Data for processing start

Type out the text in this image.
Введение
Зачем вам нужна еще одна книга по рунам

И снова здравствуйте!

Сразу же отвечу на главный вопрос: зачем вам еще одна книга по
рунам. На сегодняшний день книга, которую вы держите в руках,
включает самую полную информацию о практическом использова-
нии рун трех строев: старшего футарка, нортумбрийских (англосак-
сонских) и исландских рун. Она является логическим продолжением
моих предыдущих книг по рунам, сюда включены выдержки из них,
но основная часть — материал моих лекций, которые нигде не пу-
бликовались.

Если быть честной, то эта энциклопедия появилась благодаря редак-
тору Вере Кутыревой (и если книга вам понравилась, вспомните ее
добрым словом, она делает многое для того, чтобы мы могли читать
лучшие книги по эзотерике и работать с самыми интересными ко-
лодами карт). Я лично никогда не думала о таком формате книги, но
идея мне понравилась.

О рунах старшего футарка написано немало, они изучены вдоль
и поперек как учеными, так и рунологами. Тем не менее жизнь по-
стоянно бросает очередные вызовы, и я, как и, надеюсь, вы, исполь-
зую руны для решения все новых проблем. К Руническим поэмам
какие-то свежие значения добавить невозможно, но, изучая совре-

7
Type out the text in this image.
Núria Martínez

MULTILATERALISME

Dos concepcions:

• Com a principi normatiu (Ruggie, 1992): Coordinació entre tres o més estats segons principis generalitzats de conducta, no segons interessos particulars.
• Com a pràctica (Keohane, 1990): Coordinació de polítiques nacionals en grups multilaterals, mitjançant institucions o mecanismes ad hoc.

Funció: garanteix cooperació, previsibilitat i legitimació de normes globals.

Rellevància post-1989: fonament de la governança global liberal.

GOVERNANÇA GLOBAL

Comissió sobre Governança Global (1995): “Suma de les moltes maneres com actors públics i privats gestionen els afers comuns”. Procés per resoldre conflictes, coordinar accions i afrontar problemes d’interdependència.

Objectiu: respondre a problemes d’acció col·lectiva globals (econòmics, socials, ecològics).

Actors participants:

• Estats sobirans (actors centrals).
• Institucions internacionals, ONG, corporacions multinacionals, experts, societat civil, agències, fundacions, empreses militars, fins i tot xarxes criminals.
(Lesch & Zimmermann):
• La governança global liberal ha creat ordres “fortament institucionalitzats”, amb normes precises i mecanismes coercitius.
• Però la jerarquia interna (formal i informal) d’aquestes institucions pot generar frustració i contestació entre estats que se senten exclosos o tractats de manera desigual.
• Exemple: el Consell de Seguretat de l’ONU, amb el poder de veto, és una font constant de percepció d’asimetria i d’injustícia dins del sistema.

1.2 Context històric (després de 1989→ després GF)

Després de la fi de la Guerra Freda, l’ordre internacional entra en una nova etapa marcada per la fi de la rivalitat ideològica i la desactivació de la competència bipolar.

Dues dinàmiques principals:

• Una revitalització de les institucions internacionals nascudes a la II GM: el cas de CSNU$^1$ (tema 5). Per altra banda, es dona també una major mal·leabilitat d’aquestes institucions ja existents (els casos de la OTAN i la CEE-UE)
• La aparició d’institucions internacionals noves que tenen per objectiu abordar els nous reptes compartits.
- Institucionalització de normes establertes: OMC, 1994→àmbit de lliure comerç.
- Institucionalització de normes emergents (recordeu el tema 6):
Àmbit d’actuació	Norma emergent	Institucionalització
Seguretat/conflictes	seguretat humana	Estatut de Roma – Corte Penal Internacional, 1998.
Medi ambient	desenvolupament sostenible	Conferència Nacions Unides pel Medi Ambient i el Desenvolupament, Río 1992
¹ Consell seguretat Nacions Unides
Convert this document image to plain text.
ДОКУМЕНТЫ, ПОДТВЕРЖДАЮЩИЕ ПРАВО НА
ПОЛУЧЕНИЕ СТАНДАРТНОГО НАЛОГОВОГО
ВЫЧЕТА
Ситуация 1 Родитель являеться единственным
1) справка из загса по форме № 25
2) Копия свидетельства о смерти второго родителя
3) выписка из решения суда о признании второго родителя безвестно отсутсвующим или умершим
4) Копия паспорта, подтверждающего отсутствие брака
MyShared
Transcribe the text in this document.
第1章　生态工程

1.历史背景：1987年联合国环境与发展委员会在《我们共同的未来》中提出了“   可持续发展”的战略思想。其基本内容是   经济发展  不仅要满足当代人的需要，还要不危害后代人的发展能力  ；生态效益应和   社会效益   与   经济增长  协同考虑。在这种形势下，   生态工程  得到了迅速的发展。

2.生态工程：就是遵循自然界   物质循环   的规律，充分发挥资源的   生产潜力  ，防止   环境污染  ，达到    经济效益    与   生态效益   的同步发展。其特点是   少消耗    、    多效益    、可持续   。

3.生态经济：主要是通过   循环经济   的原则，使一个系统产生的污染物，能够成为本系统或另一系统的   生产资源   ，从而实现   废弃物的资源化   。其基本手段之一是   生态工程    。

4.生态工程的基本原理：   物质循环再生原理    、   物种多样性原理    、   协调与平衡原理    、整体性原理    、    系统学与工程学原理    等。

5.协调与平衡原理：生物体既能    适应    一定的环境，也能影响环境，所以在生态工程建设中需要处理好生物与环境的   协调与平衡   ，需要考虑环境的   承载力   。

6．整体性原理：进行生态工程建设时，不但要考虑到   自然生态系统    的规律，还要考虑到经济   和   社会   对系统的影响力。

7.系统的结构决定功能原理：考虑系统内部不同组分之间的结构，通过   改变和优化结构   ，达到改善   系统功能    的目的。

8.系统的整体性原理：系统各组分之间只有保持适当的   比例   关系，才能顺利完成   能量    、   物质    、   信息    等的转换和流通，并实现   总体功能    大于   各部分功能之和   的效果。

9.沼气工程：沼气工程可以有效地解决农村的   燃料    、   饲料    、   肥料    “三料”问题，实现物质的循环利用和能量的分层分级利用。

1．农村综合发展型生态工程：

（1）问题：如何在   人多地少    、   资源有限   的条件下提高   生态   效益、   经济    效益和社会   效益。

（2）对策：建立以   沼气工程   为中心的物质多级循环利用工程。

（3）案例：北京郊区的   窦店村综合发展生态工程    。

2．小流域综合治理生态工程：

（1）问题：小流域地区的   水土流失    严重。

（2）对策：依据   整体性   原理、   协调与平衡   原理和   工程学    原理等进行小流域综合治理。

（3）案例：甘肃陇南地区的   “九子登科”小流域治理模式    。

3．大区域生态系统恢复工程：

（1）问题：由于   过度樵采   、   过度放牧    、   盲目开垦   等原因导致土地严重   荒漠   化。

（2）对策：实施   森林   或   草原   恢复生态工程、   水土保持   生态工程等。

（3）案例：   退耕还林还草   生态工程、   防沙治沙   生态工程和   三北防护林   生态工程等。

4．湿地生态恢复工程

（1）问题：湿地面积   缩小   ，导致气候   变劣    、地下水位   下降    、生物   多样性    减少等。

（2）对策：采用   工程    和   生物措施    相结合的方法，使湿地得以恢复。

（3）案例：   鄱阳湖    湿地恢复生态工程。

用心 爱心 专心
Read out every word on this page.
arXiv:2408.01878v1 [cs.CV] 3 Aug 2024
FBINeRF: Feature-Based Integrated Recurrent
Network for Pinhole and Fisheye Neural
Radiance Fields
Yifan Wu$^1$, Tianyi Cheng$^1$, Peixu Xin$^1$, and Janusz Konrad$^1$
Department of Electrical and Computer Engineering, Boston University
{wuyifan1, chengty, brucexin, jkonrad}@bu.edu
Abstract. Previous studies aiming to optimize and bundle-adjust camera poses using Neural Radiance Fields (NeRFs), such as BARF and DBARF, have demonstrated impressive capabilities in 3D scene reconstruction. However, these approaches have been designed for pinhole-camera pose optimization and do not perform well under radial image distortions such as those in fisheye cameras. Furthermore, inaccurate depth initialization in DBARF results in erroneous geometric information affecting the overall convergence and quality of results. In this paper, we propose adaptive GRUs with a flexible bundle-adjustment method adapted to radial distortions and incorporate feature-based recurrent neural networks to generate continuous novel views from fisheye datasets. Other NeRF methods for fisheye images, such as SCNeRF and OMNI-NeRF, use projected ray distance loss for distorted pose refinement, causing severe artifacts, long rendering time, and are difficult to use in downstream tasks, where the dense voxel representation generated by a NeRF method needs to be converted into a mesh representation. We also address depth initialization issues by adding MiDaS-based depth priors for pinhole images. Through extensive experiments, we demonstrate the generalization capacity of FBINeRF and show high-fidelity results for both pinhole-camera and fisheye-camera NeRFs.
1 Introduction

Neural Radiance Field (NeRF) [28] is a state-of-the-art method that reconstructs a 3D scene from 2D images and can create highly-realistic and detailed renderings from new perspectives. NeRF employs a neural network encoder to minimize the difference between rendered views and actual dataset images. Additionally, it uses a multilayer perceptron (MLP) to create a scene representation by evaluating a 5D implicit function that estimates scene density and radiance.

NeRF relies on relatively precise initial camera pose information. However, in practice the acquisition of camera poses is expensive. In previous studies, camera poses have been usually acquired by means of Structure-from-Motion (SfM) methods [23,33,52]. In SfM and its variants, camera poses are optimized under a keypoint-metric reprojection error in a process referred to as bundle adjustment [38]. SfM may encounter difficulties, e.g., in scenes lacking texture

Data for processing end

Exercise prompt
Identify which lines contain the word "problemes" and copy each one.

Answer to the exercise
Comissió sobre Governança Global (1995): “Suma de les moltes maneres com actors públics i privats gestionen els afers comuns”. Procés per resoldre conflictes, coordinar accions i afrontar problemes d’interdependència.
Objectiu: respondre a problemes d’acció col·lectiva globals (econòmics, socials, ecològics).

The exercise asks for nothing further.